◆ Written problem: The entries below should be given again exactly, minus their pictures.

Data entries
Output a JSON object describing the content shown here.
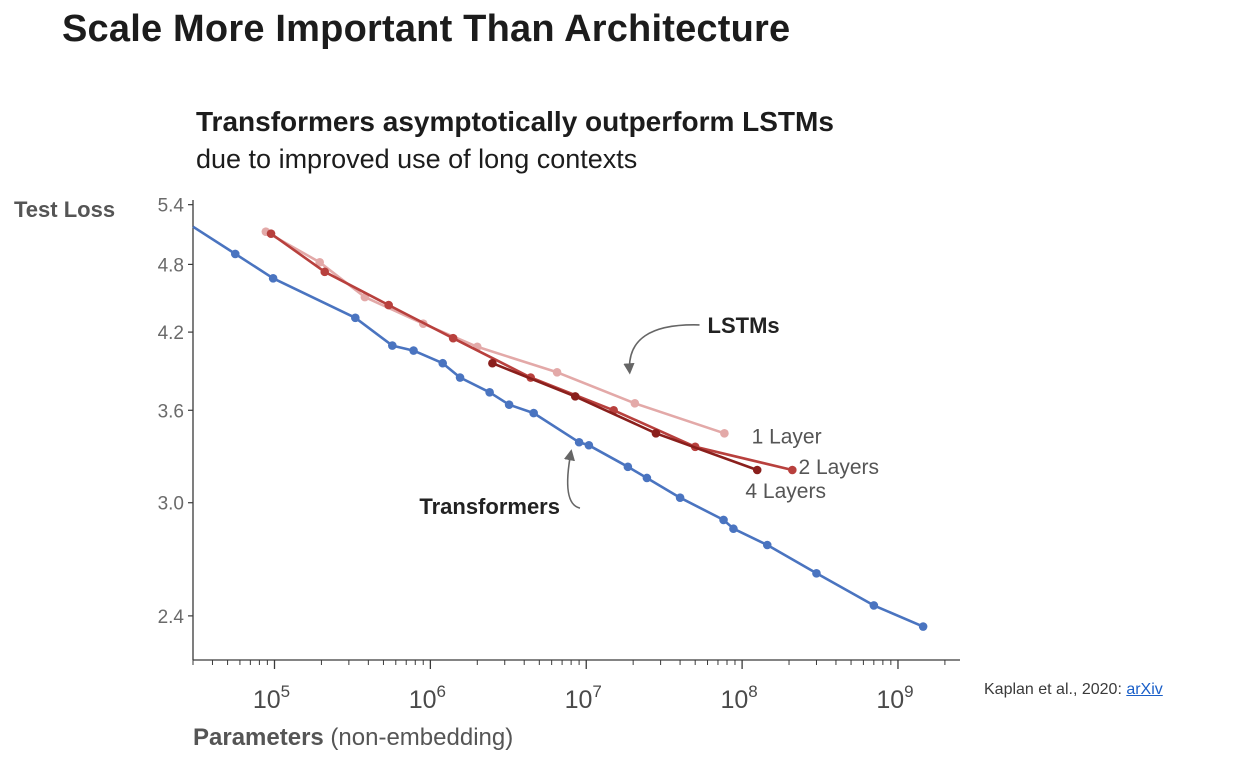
{
  "slide": {
    "title": "Scale More Important Than Architecture"
  },
  "citation": {
    "text": "Kaplan et al., 2020: ",
    "link": "arXiv"
  },
  "chart_data": {
    "type": "line",
    "title": "Transformers asymptotically outperform LSTMs",
    "subtitle": "due to improved use of long contexts",
    "ylabel": "Test Loss",
    "xlabel": "Parameters",
    "xlabel_suffix": " (non-embedding)",
    "xscale": "log",
    "yscale": "log",
    "xlim": [
      30000,
      2500000000
    ],
    "ylim": [
      2.2,
      5.45
    ],
    "grid": false,
    "yticks": [
      {
        "value": 5.4,
        "label": "5.4"
      },
      {
        "value": 4.8,
        "label": "4.8"
      },
      {
        "value": 4.2,
        "label": "4.2"
      },
      {
        "value": 3.6,
        "label": "3.6"
      },
      {
        "value": 3.0,
        "label": "3.0"
      },
      {
        "value": 2.4,
        "label": "2.4"
      }
    ],
    "xticks": [
      {
        "value": 100000,
        "base": "10",
        "exp": "5"
      },
      {
        "value": 1000000,
        "base": "10",
        "exp": "6"
      },
      {
        "value": 10000000,
        "base": "10",
        "exp": "7"
      },
      {
        "value": 100000000,
        "base": "10",
        "exp": "8"
      },
      {
        "value": 1000000000,
        "base": "10",
        "exp": "9"
      }
    ],
    "annotations": [
      {
        "text": "LSTMs",
        "x": 60000000,
        "y": 4.26,
        "arrow_to": [
          19000000,
          3.88
        ]
      },
      {
        "text": "Transformers",
        "x": 850000,
        "y": 2.98,
        "arrow_to": [
          8000000,
          3.32
        ]
      }
    ],
    "series": [
      {
        "name": "Transformers",
        "color": "#4a74c0",
        "line_start": [
          30000,
          5.17
        ],
        "points": [
          [
            56000,
            4.9
          ],
          [
            98000,
            4.67
          ],
          [
            330000,
            4.32
          ],
          [
            570000,
            4.09
          ],
          [
            780000,
            4.05
          ],
          [
            1200000,
            3.95
          ],
          [
            1550000,
            3.84
          ],
          [
            2400000,
            3.73
          ],
          [
            3200000,
            3.64
          ],
          [
            4600000,
            3.58
          ],
          [
            9000000,
            3.38
          ],
          [
            10400000,
            3.36
          ],
          [
            18500000,
            3.22
          ],
          [
            24500000,
            3.15
          ],
          [
            40000000,
            3.03
          ],
          [
            76000000,
            2.9
          ],
          [
            88000000,
            2.85
          ],
          [
            145000000,
            2.76
          ],
          [
            300000000,
            2.61
          ],
          [
            700000000,
            2.45
          ],
          [
            1450000000,
            2.35
          ]
        ]
      },
      {
        "name": "1 Layer",
        "color": "#e3a9a8",
        "points": [
          [
            88000,
            5.12
          ],
          [
            195000,
            4.82
          ],
          [
            380000,
            4.5
          ],
          [
            900000,
            4.27
          ],
          [
            2000000,
            4.08
          ],
          [
            6500000,
            3.88
          ],
          [
            20500000,
            3.65
          ],
          [
            77000000,
            3.44
          ]
        ]
      },
      {
        "name": "2 Layers",
        "color": "#b8403d",
        "points": [
          [
            95000,
            5.1
          ],
          [
            210000,
            4.73
          ],
          [
            540000,
            4.43
          ],
          [
            1400000,
            4.15
          ],
          [
            4400000,
            3.84
          ],
          [
            15000000,
            3.6
          ],
          [
            50000000,
            3.35
          ],
          [
            210000000,
            3.2
          ]
        ]
      },
      {
        "name": "4 Layers",
        "color": "#8a1f1c",
        "points": [
          [
            2500000,
            3.95
          ],
          [
            8500000,
            3.7
          ],
          [
            28000000,
            3.44
          ],
          [
            125000000,
            3.2
          ]
        ]
      }
    ],
    "series_labels": [
      {
        "series": "1 Layer",
        "text": "1 Layer",
        "x": 115000000,
        "y": 3.42
      },
      {
        "series": "2 Layers",
        "text": "2 Layers",
        "x": 230000000,
        "y": 3.22
      },
      {
        "series": "4 Layers",
        "text": "4 Layers",
        "x": 105000000,
        "y": 3.07
      }
    ]
  }
}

◆ Result of this exercise:
Output a JSON object describing the content shown here.
{
  "slide": {
    "title": "Scale More Important Than Architecture"
  },
  "citation": {
    "text": "Kaplan et al., 2020: ",
    "link": "arXiv"
  },
  "chart_data": {
    "type": "line",
    "title": "Transformers asymptotically outperform LSTMs",
    "subtitle": "due to improved use of long contexts",
    "ylabel": "Test Loss",
    "xlabel": "Parameters",
    "xlabel_suffix": " (non-embedding)",
    "xscale": "log",
    "yscale": "log",
    "xlim": [
      30000,
      2500000000
    ],
    "ylim": [
      2.2,
      5.45
    ],
    "grid": false,
    "yticks": [
      {
        "value": 5.4,
        "label": "5.4"
      },
      {
        "value": 4.8,
        "label": "4.8"
      },
      {
        "value": 4.2,
        "label": "4.2"
      },
      {
        "value": 3.6,
        "label": "3.6"
      },
      {
        "value": 3.0,
        "label": "3.0"
      },
      {
        "value": 2.4,
        "label": "2.4"
      }
    ],
    "xticks": [
      {
        "value": 100000,
        "base": "10",
        "exp": "5"
      },
      {
        "value": 1000000,
        "base": "10",
        "exp": "6"
      },
      {
        "value": 10000000,
        "base": "10",
        "exp": "7"
      },
      {
        "value": 100000000,
        "base": "10",
        "exp": "8"
      },
      {
        "value": 1000000000,
        "base": "10",
        "exp": "9"
      }
    ],
    "annotations": [
      {
        "text": "LSTMs",
        "x": 60000000,
        "y": 4.26,
        "arrow_to": [
          19000000,
          3.88
        ]
      },
      {
        "text": "Transformers",
        "x": 850000,
        "y": 2.98,
        "arrow_to": [
          8000000,
          3.32
        ]
      }
    ],
    "series": [
      {
        "name": "Transformers",
        "color": "#4a74c0",
        "line_start": [
          30000,
          5.17
        ],
        "points": [
          [
            56000,
            4.9
          ],
          [
            98000,
            4.67
          ],
          [
            330000,
            4.32
          ],
          [
            570000,
            4.09
          ],
          [
            780000,
            4.05
          ],
          [
            1200000,
            3.95
          ],
          [
            1550000,
            3.84
          ],
          [
            2400000,
            3.73
          ],
          [
            3200000,
            3.64
          ],
          [
            4600000,
            3.58
          ],
          [
            9000000,
            3.38
          ],
          [
            10400000,
            3.36
          ],
          [
            18500000,
            3.22
          ],
          [
            24500000,
            3.15
          ],
          [
            40000000,
            3.03
          ],
          [
            76000000,
            2.9
          ],
          [
            88000000,
            2.85
          ],
          [
            145000000,
            2.76
          ],
          [
            300000000,
            2.61
          ],
          [
            700000000,
            2.45
          ],
          [
            1450000000,
            2.35
          ]
        ]
      },
      {
        "name": "1 Layer",
        "color": "#e3a9a8",
        "points": [
          [
            88000,
            5.12
          ],
          [
            195000,
            4.82
          ],
          [
            380000,
            4.5
          ],
          [
            900000,
            4.27
          ],
          [
            2000000,
            4.08
          ],
          [
            6500000,
            3.88
          ],
          [
            20500000,
            3.65
          ],
          [
            77000000,
            3.44
          ]
        ]
      },
      {
        "name": "2 Layers",
        "color": "#b8403d",
        "points": [
          [
            95000,
            5.1
          ],
          [
            210000,
            4.73
          ],
          [
            540000,
            4.43
          ],
          [
            1400000,
            4.15
          ],
          [
            4400000,
            3.84
          ],
          [
            15000000,
            3.6
          ],
          [
            50000000,
            3.35
          ],
          [
            210000000,
            3.2
          ]
        ]
      },
      {
        "name": "4 Layers",
        "color": "#8a1f1c",
        "points": [
          [
            2500000,
            3.95
          ],
          [
            8500000,
            3.7
          ],
          [
            28000000,
            3.44
          ],
          [
            125000000,
            3.2
          ]
        ]
      }
    ],
    "series_labels": [
      {
        "series": "1 Layer",
        "text": "1 Layer",
        "x": 115000000,
        "y": 3.42
      },
      {
        "series": "2 Layers",
        "text": "2 Layers",
        "x": 230000000,
        "y": 3.22
      },
      {
        "series": "4 Layers",
        "text": "4 Layers",
        "x": 105000000,
        "y": 3.07
      }
    ]
  }
}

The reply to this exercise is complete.